**記事**.
———
2023年10月6日、永平寺町四季の森複合施設旧傘松閣にて開催された「ZENの聖地から世界の安寧を問う ZEN×Well-beingダイアログ」に、駅前宿舎禪も実行委員として参加してまいりました。

その日の模様がまとめられた記事があるのでぜひご一読ください。



記事にもある通り、この日はざっくり以下の4部構成でした。
①ジョブズと親交のあった写真家・小平尚典さんのお話
②滋賀県・曹洞宗清水山長谷院堂司の村田浩道さんのお話
③テーマごとに5人程度の班に分かれてダイアログ
④ダイアログまとめ:wephone application 作成

最初私は実行委員として受付を担当していたので①②あたりは聞けていたり聞けてなかったりだったのですが・・(残念!)
小平尚典さんの作品は以下のご本でご覧いただけます。


ダイアログに参加して


③のダイアログでは「禅」「地域活性」「生命」「AI」などのテーマに分かれ、私は「信仰」チームのオーナーとして参加させていただきました。

今回の催しは、世界平和・禅・ジョブズ・ウェルビーイング・AIというテーマだったので、「これからの世界で人類の幸福のために信仰は必要とされるのか。必要とされる信仰の形はどんなものと思うか」という方向性で対話を進めていきました。

メモを取っていたわけではないので
主観的に選択され残った記憶になるのですが

参加された方は
・歴史のある既存の宗教のベースはありつつ
 自己規範を作って来られた方
・近代に作られた思想哲学を信仰されている方
・家の宗派についてあまり知らないながら属している方
・自己の信仰は密かなものとして、宗教全体にも学問として知識のある方
などなど

話題に上がったのは
・何故日本では信仰心を隠しがちなのだろうという疑問
・色んな宗教民族が混在している中では自分はこうと明確にせざるをえない
・神や呪術性がファンタジーとなってしまった現代の信仰とは
・大衆に共有できるものではなくなってきている点では
 只管打坐という禅の考え方は誰にでも共有化しやすい
・自己規範を一から作るよりも既存の規範に習ったほうが安心感が高いかも
・宗教は大衆化よりも小さなコミュニティが機能しやすいかもしれない
・反してなぜファンタジー的な要素の強い信仰を求める人も昨今多いのか
・日本と海外での「スピリチュアリティ」の捉え方の違い
・ジョブズが作った感覚的に操作できる情報端末は人々の欲望を引き出す
 ツールとなった部分もあり、その混乱の中で倫理性が求められていく部分
 あるが。
・PCはアカデミズムや知の体系の補助的ツールであったが、そのころまで
 は学術的知の体系への信仰の時代であったかもしれない。
・これからはメタ信仰、認識への信仰の時代かも。
・新しい時代の子供たちは物欲が低下してきている。
・サトリ世代ができたのは物質が豊かになった環境因子が高い。

お話できたのは一時間弱だったと思うので、深く掘り下げていくところまではできませんでしたが、こういう内容について皆さんがご自身の体験やお考えをもとにご意見を交わしてくださいました。
———
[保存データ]
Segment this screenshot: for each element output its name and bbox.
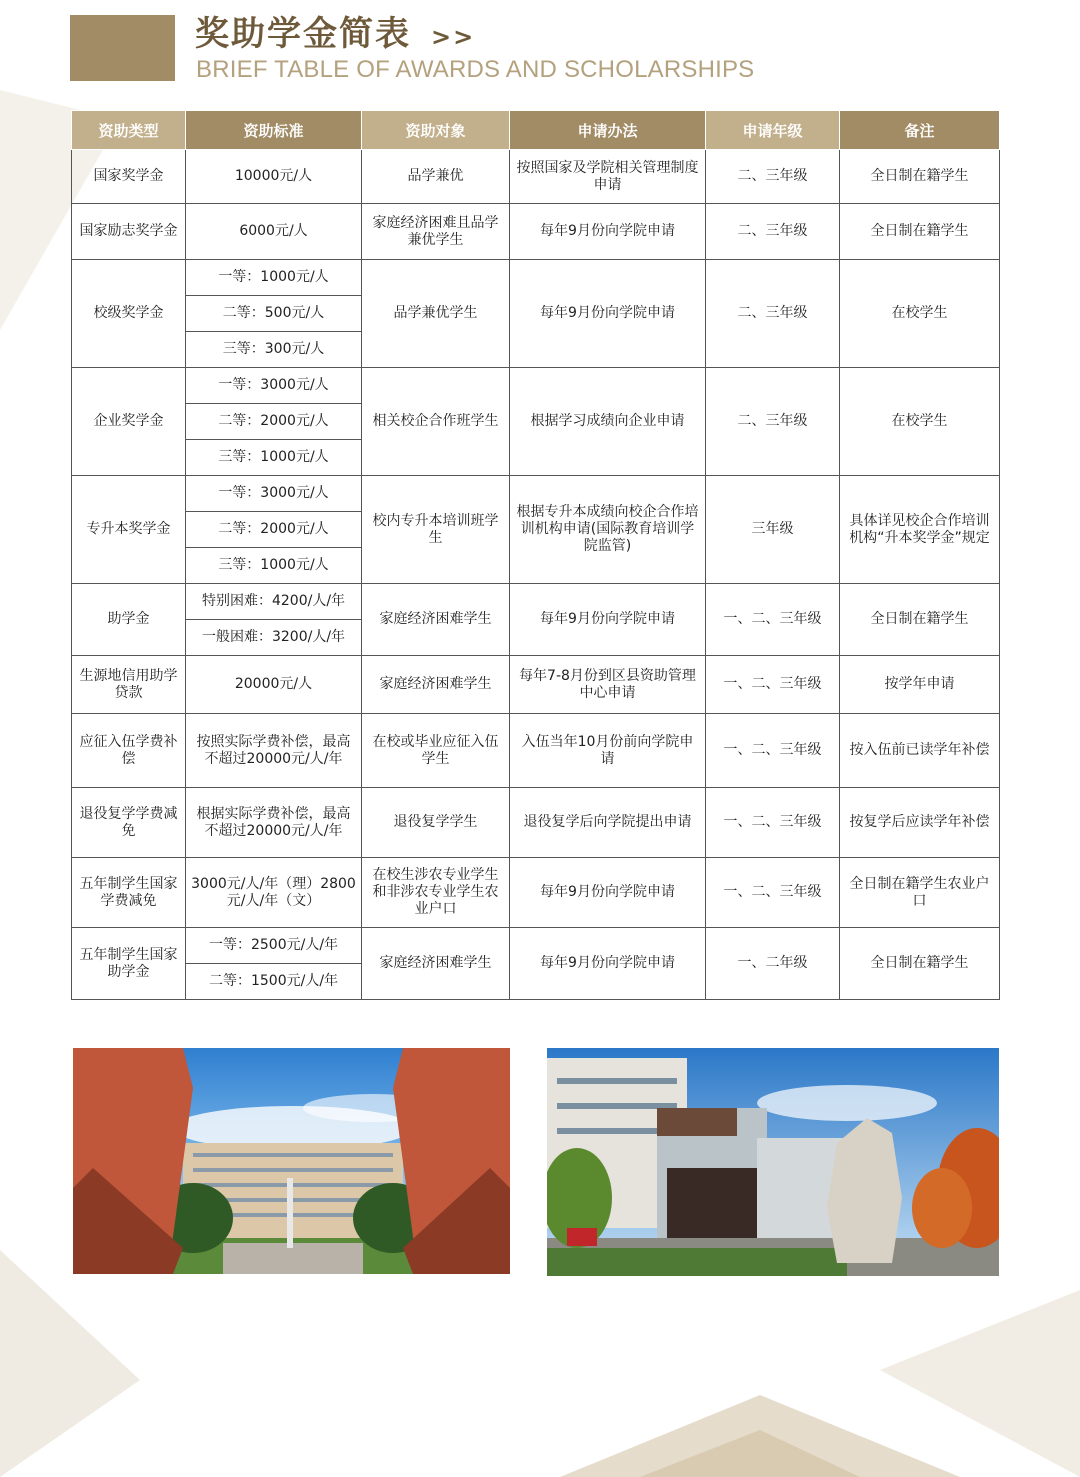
title-arrow: >> — [431, 23, 476, 51]
cell-note: 全日制在籍学生 — [840, 204, 1000, 260]
table-row — [72, 858, 1000, 928]
column-header: 资助类型 — [72, 111, 186, 150]
cell-method: 每年9月份向学院申请 — [510, 858, 706, 928]
column-header: 资助对象 — [362, 111, 510, 150]
cell-type: 退役复学学费减免 — [72, 788, 186, 858]
cell-standard: 20000元/人 — [186, 656, 362, 714]
cell-target: 在校或毕业应征入伍学生 — [362, 714, 510, 788]
awards-table — [71, 110, 1000, 1000]
cell-type: 国家奖学金 — [72, 150, 186, 204]
cell-type: 企业奖学金 — [72, 368, 186, 476]
cell-grade: 二、三年级 — [706, 204, 840, 260]
cell-note: 按学年申请 — [840, 656, 1000, 714]
cell-method: 每年9月份向学院申请 — [510, 204, 706, 260]
campus-photo-right — [547, 1048, 999, 1276]
cell-method: 每年9月份向学院申请 — [510, 584, 706, 656]
cell-type: 五年制学生国家助学金 — [72, 928, 186, 1000]
cell-note: 全日制在籍学生农业户口 — [840, 858, 1000, 928]
page-subtitle-en: BRIEF TABLE OF AWARDS AND SCHOLARSHIPS — [196, 56, 755, 83]
cell-grade: 二、三年级 — [706, 150, 840, 204]
cell-standard: 一等：3000元/人 — [186, 368, 362, 404]
title-zh: 奖助学金简表 — [195, 14, 411, 54]
table-row — [72, 476, 1000, 512]
cell-note: 在校学生 — [840, 260, 1000, 368]
cell-standard: 特别困难：4200/人/年 — [186, 584, 362, 620]
cell-note: 全日制在籍学生 — [840, 584, 1000, 656]
cell-type: 助学金 — [72, 584, 186, 656]
cell-type: 生源地信用助学贷款 — [72, 656, 186, 714]
table-row — [72, 788, 1000, 858]
cell-standard: 二等：500元/人 — [186, 296, 362, 332]
table-row — [72, 656, 1000, 714]
cell-standard: 3000元/人/年（理）2800元/人/年（文） — [186, 858, 362, 928]
cell-target: 品学兼优学生 — [362, 260, 510, 368]
cell-method: 入伍当年10月份前向学院申请 — [510, 714, 706, 788]
table-row — [72, 260, 1000, 296]
table-row — [72, 584, 1000, 620]
cell-grade: 二、三年级 — [706, 260, 840, 368]
cell-standard: 二等：2000元/人 — [186, 404, 362, 440]
cell-standard: 6000元/人 — [186, 204, 362, 260]
cell-method: 根据学习成绩向企业申请 — [510, 368, 706, 476]
cell-standard: 三等：1000元/人 — [186, 440, 362, 476]
cell-type: 专升本奖学金 — [72, 476, 186, 584]
cell-grade: 一、二、三年级 — [706, 788, 840, 858]
cell-target: 相关校企合作班学生 — [362, 368, 510, 476]
cell-method: 退役复学后向学院提出申请 — [510, 788, 706, 858]
cell-target: 在校生涉农专业学生和非涉农专业学生农业户口 — [362, 858, 510, 928]
cell-grade: 一、二、三年级 — [706, 584, 840, 656]
table-row — [72, 928, 1000, 964]
cell-standard: 一般困难：3200/人/年 — [186, 620, 362, 656]
table-row — [72, 150, 1000, 204]
cell-target: 家庭经济困难学生 — [362, 584, 510, 656]
cell-target: 品学兼优 — [362, 150, 510, 204]
table-row — [72, 714, 1000, 788]
cell-target: 家庭经济困难学生 — [362, 928, 510, 1000]
cell-type: 国家励志奖学金 — [72, 204, 186, 260]
cell-standard: 二等：2000元/人 — [186, 512, 362, 548]
table-row — [72, 204, 1000, 260]
cell-standard: 二等：1500元/人/年 — [186, 964, 362, 1000]
cell-method: 按照国家及学院相关管理制度申请 — [510, 150, 706, 204]
cell-grade: 二、三年级 — [706, 368, 840, 476]
cell-note: 按复学后应读学年补偿 — [840, 788, 1000, 858]
cell-note: 按入伍前已读学年补偿 — [840, 714, 1000, 788]
cell-grade: 三年级 — [706, 476, 840, 584]
cell-target: 校内专升本培训班学生 — [362, 476, 510, 584]
cell-note: 具体详见校企合作培训机构“升本奖学金”规定 — [840, 476, 1000, 584]
cell-method: 根据专升本成绩向校企合作培训机构申请(国际教育培训学院监管) — [510, 476, 706, 584]
cell-standard: 按照实际学费补偿，最高不超过20000元/人/年 — [186, 714, 362, 788]
column-header: 申请办法 — [510, 111, 706, 150]
page-title — [195, 12, 475, 59]
cell-grade: 一、二、三年级 — [706, 714, 840, 788]
table-header-row — [72, 111, 1000, 150]
cell-target: 退役复学学生 — [362, 788, 510, 858]
cell-target: 家庭经济困难且品学兼优学生 — [362, 204, 510, 260]
cell-target: 家庭经济困难学生 — [362, 656, 510, 714]
cell-note: 全日制在籍学生 — [840, 928, 1000, 1000]
cell-type: 校级奖学金 — [72, 260, 186, 368]
cell-method: 每年9月份向学院申请 — [510, 928, 706, 1000]
cell-standard: 根据实际学费补偿，最高不超过20000元/人/年 — [186, 788, 362, 858]
cell-grade: 一、二年级 — [706, 928, 840, 1000]
cell-note: 全日制在籍学生 — [840, 150, 1000, 204]
campus-photo-left — [73, 1048, 510, 1274]
column-header: 申请年级 — [706, 111, 840, 150]
table-row — [72, 368, 1000, 404]
column-header: 备注 — [840, 111, 1000, 150]
cell-grade: 一、二、三年级 — [706, 858, 840, 928]
cell-grade: 一、二、三年级 — [706, 656, 840, 714]
cell-method: 每年7-8月份到区县资助管理中心申请 — [510, 656, 706, 714]
cell-standard: 一等：1000元/人 — [186, 260, 362, 296]
cell-standard: 一等：3000元/人 — [186, 476, 362, 512]
cell-standard: 10000元/人 — [186, 150, 362, 204]
cell-standard: 三等：300元/人 — [186, 332, 362, 368]
cell-standard: 一等：2500元/人/年 — [186, 928, 362, 964]
cell-note: 在校学生 — [840, 368, 1000, 476]
cell-standard: 三等：1000元/人 — [186, 548, 362, 584]
cell-type: 五年制学生国家学费减免 — [72, 858, 186, 928]
cell-method: 每年9月份向学院申请 — [510, 260, 706, 368]
header-color-block — [70, 15, 175, 81]
column-header: 资助标准 — [186, 111, 362, 150]
cell-type: 应征入伍学费补偿 — [72, 714, 186, 788]
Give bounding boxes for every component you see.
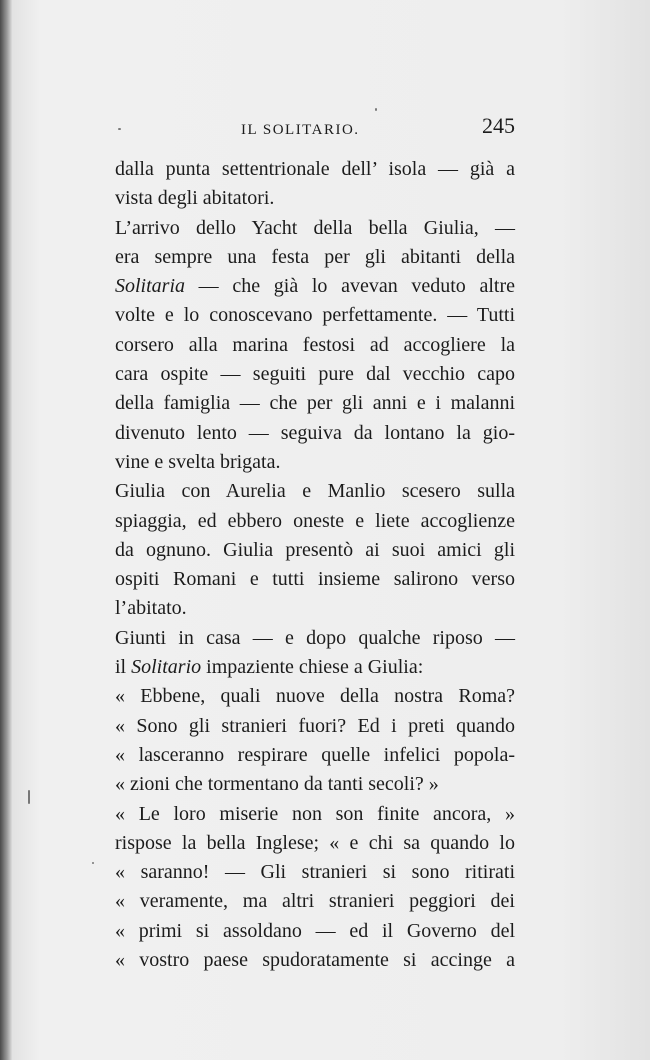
text-line <box>115 653 515 682</box>
text-line: « Sono gli stranieri fuori? Ed i preti quando <box>115 714 515 737</box>
body-text <box>115 155 515 975</box>
text-line <box>115 272 515 301</box>
page-number: 245 <box>482 113 515 138</box>
print-speck <box>375 108 377 111</box>
text-line: da ognuno. Giulia presentò ai suoi amici gli <box>115 538 515 561</box>
print-speck <box>92 862 94 864</box>
text-line: « saranno! — Gli stranieri si sono ritirati <box>115 861 515 884</box>
text-line: « veramente, ma altri stranieri peggiori dei <box>115 890 515 913</box>
italic-segment: Solitaria <box>115 275 186 298</box>
page-spine-shadow <box>0 0 12 1060</box>
text-segment: impaziente chiese a Giulia: <box>201 656 424 679</box>
text-line: spiaggia, ed ebbero oneste e liete accoglienze <box>115 509 515 532</box>
text-line: corsero alla marina festosi ad accogliere la <box>115 333 515 356</box>
text-line: « lasceranno respirare quelle infelici popola- <box>115 743 515 766</box>
italic-segment: Solitario <box>131 656 202 679</box>
text-line: vine e svelta brigata. <box>115 450 281 473</box>
text-line: era sempre una festa per gli abitanti della <box>115 245 515 268</box>
text-line: dalla punta settentrionale dell’ isola — già a <box>115 158 515 180</box>
text-line: della famiglia — che per gli anni e i malanni <box>115 392 515 415</box>
text-line: L’arrivo dello Yacht della bella Giulia, — <box>115 216 515 239</box>
print-speck <box>118 128 121 130</box>
text-line: volte e lo conoscevano perfettamente. — Tutti <box>115 304 515 327</box>
page-header <box>115 113 515 143</box>
running-title: IL SOLITARIO. <box>241 122 360 138</box>
text-line: « Ebbene, quali nuove della nostra Roma? <box>115 685 515 708</box>
text-line: « primi si assoldano — ed il Governo del <box>115 919 515 942</box>
text-segment: — che già lo avevan veduto altre <box>185 275 515 298</box>
text-line: « vostro paese spudoratamente si accinge a <box>115 949 515 972</box>
text-line: vista degli abitatori. <box>115 187 275 210</box>
text-line: « zioni che tormentano da tanti secoli? » <box>115 773 439 796</box>
text-line: rispose la bella Inglese; « e chi sa quando lo <box>115 831 515 854</box>
text-line: Giunti in casa — e dopo qualche riposo — <box>115 626 515 649</box>
text-line: cara ospite — seguiti pure dal vecchio capo <box>115 363 515 386</box>
text-line: Giulia con Aurelia e Manlio scesero sulla <box>115 480 515 503</box>
text-line: « Le loro miserie non son finite ancora, » <box>115 802 515 825</box>
text-line: l’abitato. <box>115 597 187 620</box>
text-segment: il <box>115 656 132 679</box>
text-line: ospiti Romani e tutti insieme salirono verso <box>115 568 515 591</box>
text-line: divenuto lento — seguiva da lontano la gio- <box>115 421 515 444</box>
print-speck <box>28 790 30 804</box>
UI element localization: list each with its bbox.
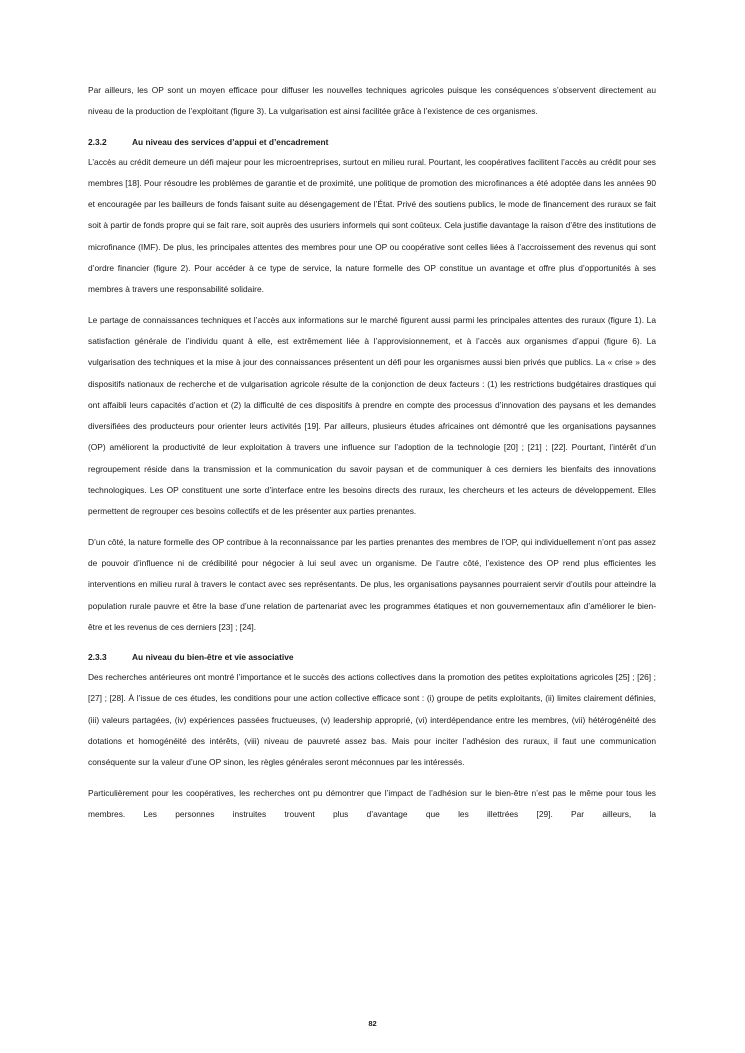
paragraph: D’un côté, la nature formelle des OP contribue à la reconnaissance par les parties prenantes des membres de l’OP, qui individuellement n’ont pas assez de pouvoir d’influence ni de crédibilité pour négocier à lui seul avec un organisme. De l’autre côté, l’existence des OP rend plus efficientes les interventions en milieu rural à travers le contact avec ses représentants. De plus, les organisations paysannes pourraient servir d’outils pour atteindre la population rurale pauvre et être la base d’une relation de partenariat avec les programmes étatiques et non gouvernementaux afin d’améliorer le bien-être et les revenus de ces derniers [23] ; [24]. — [88, 536, 656, 632]
page-number: 82 — [368, 1019, 377, 1028]
section-heading-2-3-3 — [88, 650, 656, 664]
section-title: Au niveau des services d’appui et d’encadrement — [132, 136, 329, 147]
paragraph: Le partage de connaissances techniques et l’accès aux informations sur le marché figurent aussi parmi les principales attentes des ruraux (figure 1). La satisfaction générale de l’individu quant à elle, est extrêmement liée à l’approvisionnement, et à l’accès aux organismes d’appui (figure 6). La vulgarisation des techniques et la mise à jour des connaissances présentent un défi pour les organismes aussi bien privés que publics. La « crise » des dispositifs nationaux de recherche et de vulgarisation agricole résulte de la conjonction de deux facteurs : (1) les restrictions budgétaires drastiques qui ont affaibli leurs capacités d’action et (2) la difficulté de ces dispositifs à prendre en compte des processus d’innovation des paysans et les demandes diversifiées des producteurs pour orienter leurs activités [19]. Par ailleurs, plusieurs études africaines ont démontré que les organisations paysannes (OP) améliorent la productivité de leur exploitation à travers une influence sur l’adoption de la technologie [20] ; [21] ; [22]. Pourtant, l’intérêt d’un regroupement réside dans la transmission et la communication du savoir paysan et de communiquer à ces derniers les bienfaits des innovations technologiques. Les OP constituent une sorte d’interface entre les besoins directs des ruraux, les chercheurs et les acteurs de développement. Elles permettent de regrouper ces besoins collectifs et de les présenter aux parties prenantes. — [88, 314, 656, 517]
paragraph: Des recherches antérieures ont montré l’importance et le succès des actions collectives dans la promotion des petites exploitations agricoles [25] ; [26] ; [27] ; [28]. À l’issue de ces études, les conditions pour une action collective efficace sont : (i) groupe de petits exploitants, (ii) limites clairement définies, (iii) valeurs partagées, (iv) expériences passées fructueuses, (v) leadership approprié, (vi) interdépendance entre les membres, (vii) hétérogénéité des dotations et homogénéité des intérêts, (viii) niveau de pauvreté assez bas. Mais pour inciter l’adhésion des ruraux, il faut une communication conséquente sur la valeur d’une OP sinon, les règles générales seront méconnues par les intéressés. — [88, 672, 656, 768]
document-page — [88, 80, 656, 825]
section-title: Au niveau du bien-être et vie associative — [132, 652, 294, 663]
paragraph-continued: Particulièrement pour les coopératives, les recherches ont pu démontrer que l’impact de l’adhésion sur le bien-être n’est pas le même pour tous les membres. Les personnes instruites trouvent plus d’avantage que les illettrées [29]. Par ailleurs, la — [88, 787, 656, 819]
paragraph: L’accès au crédit demeure un défi majeur pour les microentreprises, surtout en milieu rural. Pourtant, les coopératives facilitent l’accès au crédit pour ses membres [18]. Pour résoudre les problèmes de garantie et de proximité, une politique de promotion des microfinances a été adoptée dans les années 90 et encouragée par les bailleurs de fonds faisant suite au désengagement de l’État. Privé des soutiens publics, le mode de financement des ruraux se fait soit à partir de fonds propre qui se fait rare, soit auprès des usuriers informels qui sont coûteux. Cela justifie davantage la raison d’être des institutions de microfinance (IMF). De plus, les principales attentes des membres pour une OP ou coopérative sont celles liées à l’accroissement des revenus qui sont d’ordre financier (figure 2). Pour accéder à ce type de service, la nature formelle des OP constitue un avantage et offre plus d’opportunités à ses membres à travers une responsabilité solidaire. — [88, 156, 656, 295]
section-number: 2.3.2 — [88, 136, 107, 147]
section-heading-2-3-2 — [88, 135, 656, 149]
section-number: 2.3.3 — [88, 652, 107, 663]
paragraph-intro: Par ailleurs, les OP sont un moyen efficace pour diffuser les nouvelles techniques agricoles puisque les conséquences s’observent directement au niveau de la production de l’exploitant (figure 3). La vulgarisation est ainsi facilitée grâce à l’existence de ces organismes. — [88, 85, 656, 117]
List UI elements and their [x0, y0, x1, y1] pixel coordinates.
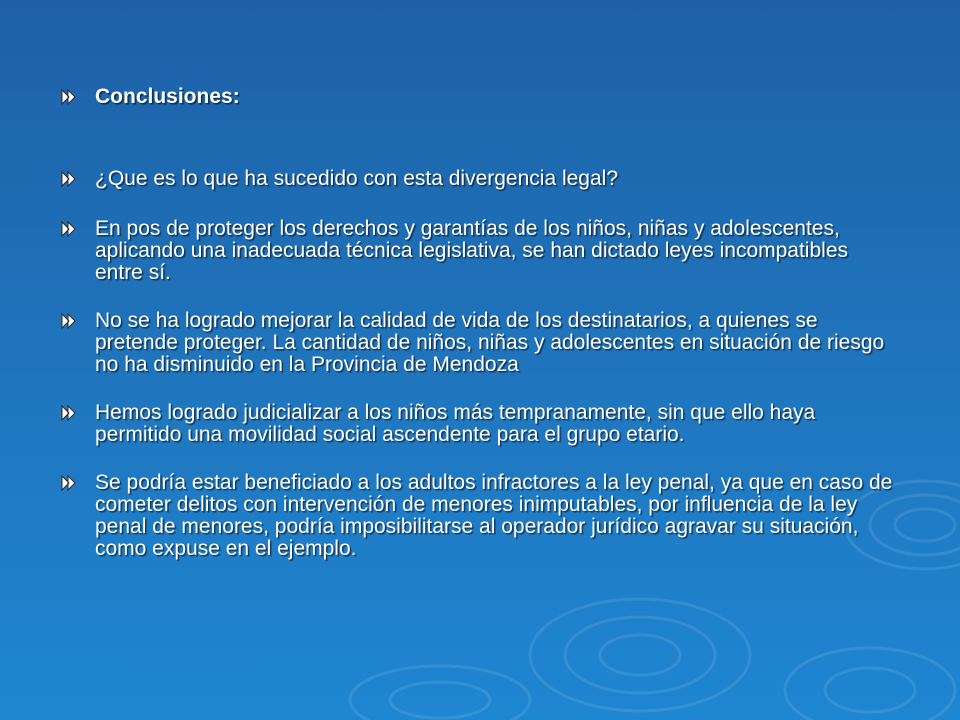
slide-content — [60, 78, 900, 560]
arrow-bullet-icon — [60, 404, 80, 422]
arrow-bullet-icon — [60, 220, 80, 238]
arrow-bullet-icon — [60, 312, 80, 330]
bullet-text: Se podría estar beneficiado a los adultos infractores a la ley penal, ya que en caso de cometer delitos con intervención de menores inimputables, por influencia de la ley penal de menores, podría imposibilitarse al operador jurídico agravar su situación, como expuse en el ejemplo. — [95, 471, 893, 560]
bullet-item — [60, 472, 900, 560]
arrow-bullet-icon — [60, 88, 80, 106]
bullet-item — [60, 310, 900, 376]
bullet-text: Conclusiones: — [95, 85, 240, 108]
bullet-item — [60, 168, 900, 190]
bullet-text: Hemos logrado judicializar a los niños más tempranamente, sin que ello haya permitido una movilidad social ascendente para el grupo etario. — [95, 401, 816, 446]
bullet-title — [60, 86, 900, 108]
bullet-text: No se ha logrado mejorar la calidad de vida de los destinatarios, a quienes se pretende proteger. La cantidad de niños, niñas y adolescentes en situación de riesgo no ha disminuido en la Provincia de Mendoza — [95, 309, 885, 376]
bullet-text: En pos de proteger los derechos y garantías de los niños, niñas y adolescentes, aplicando una inadecuada técnica legislativa, se han dictado leyes incompatibles entre sí. — [95, 217, 848, 284]
bullet-text: ¿Que es lo que ha sucedido con esta divergencia legal? — [95, 167, 619, 190]
bullet-item — [60, 218, 900, 284]
bullet-item — [60, 402, 900, 446]
arrow-bullet-icon — [60, 474, 80, 492]
arrow-bullet-icon — [60, 170, 80, 188]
———
**依頼内容 1**.
ダイアログの記事について、次の(a)〜(c)が記事の内容と合っているか、それぞれ「はい」か「いいえ」で答え、決め手になる記事の言葉をそのまま引用してください。(a) 筆者は当日、受付を担当していた。(b) ダイアログの時間は三時間ほどだった。(c) 筆者は「禅」チームのオーナーとして参加した。
**依頼内容 2**.
ダイアログの記事にある、当日の4部構成の中身を全部挙げてください。
**依頼内容 3**.
ダイアログの記事の続きを書いてください。
保存データの行は、ここでは使いません。

**最終回答 1**.
(a) はい。「実行委員として受付を担当していた」
(b) いいえ。「お話できたのは一時間弱だったと思う」
(c) いいえ。「私は「信仰」チームのオーナーとして参加させていただきました」

**最終回答 2**.
①ジョブズと親交のあった写真家・小平尚典さんのお話
②滋賀県・曹洞宗清水山長谷院堂司の村田浩道さんのお話
③テーマごとに5人程度の班に分かれてダイアログ
④ダイアログまとめ:wephone application 作成

**最終回答 3**.
このあとは各チームのまとめを報告されたのですが
「禅」チームの方が「足るを知る」という禅の教えのお話をされていたということや、「AI」チームがやはり信仰が担わなければならない部分ある、宗教アプリがあるとよいかもなどお話をされていたので、今の時代に必要だと思われることが皆同じなのだなと感じられました。

この催しには福井の地元の方も、関東・関西の方も、海外から参加された方もいらっしゃったので、このような対話の場でこの実感を得られたことは、私にとってひとつ大きなことでした。


また、主催の佐竹正範さん(福井県観光連盟観光地域づくりマネージャー)が日本の古くからある自然信仰について語られたとき、
自然もまた大衆が共有化しやすいシンプルな信仰対象だから現代の人が強く惹かれているのかもと、現代の若者の環境問題に対する感覚はそれこそ原始的な自然への敬慕が起点だと捉える必要性もあるように感じられました。

このあと、wephone app作りの時間となり、個人で感じたことをまとめていく作業に入ったのですが、


皆さんの思いを綴ったwephone

私はそのとき、今この場でこれからの倫理と幸福のあるべき姿を考えているけれども、いや若い世代には必要なものがすでに備わっているという帰結の中で、そういえば、それに似たような話があったなあ・・・と、分子細胞生物学の福岡伸一先生の「動的平衡」論を久しぶりに思い出していました。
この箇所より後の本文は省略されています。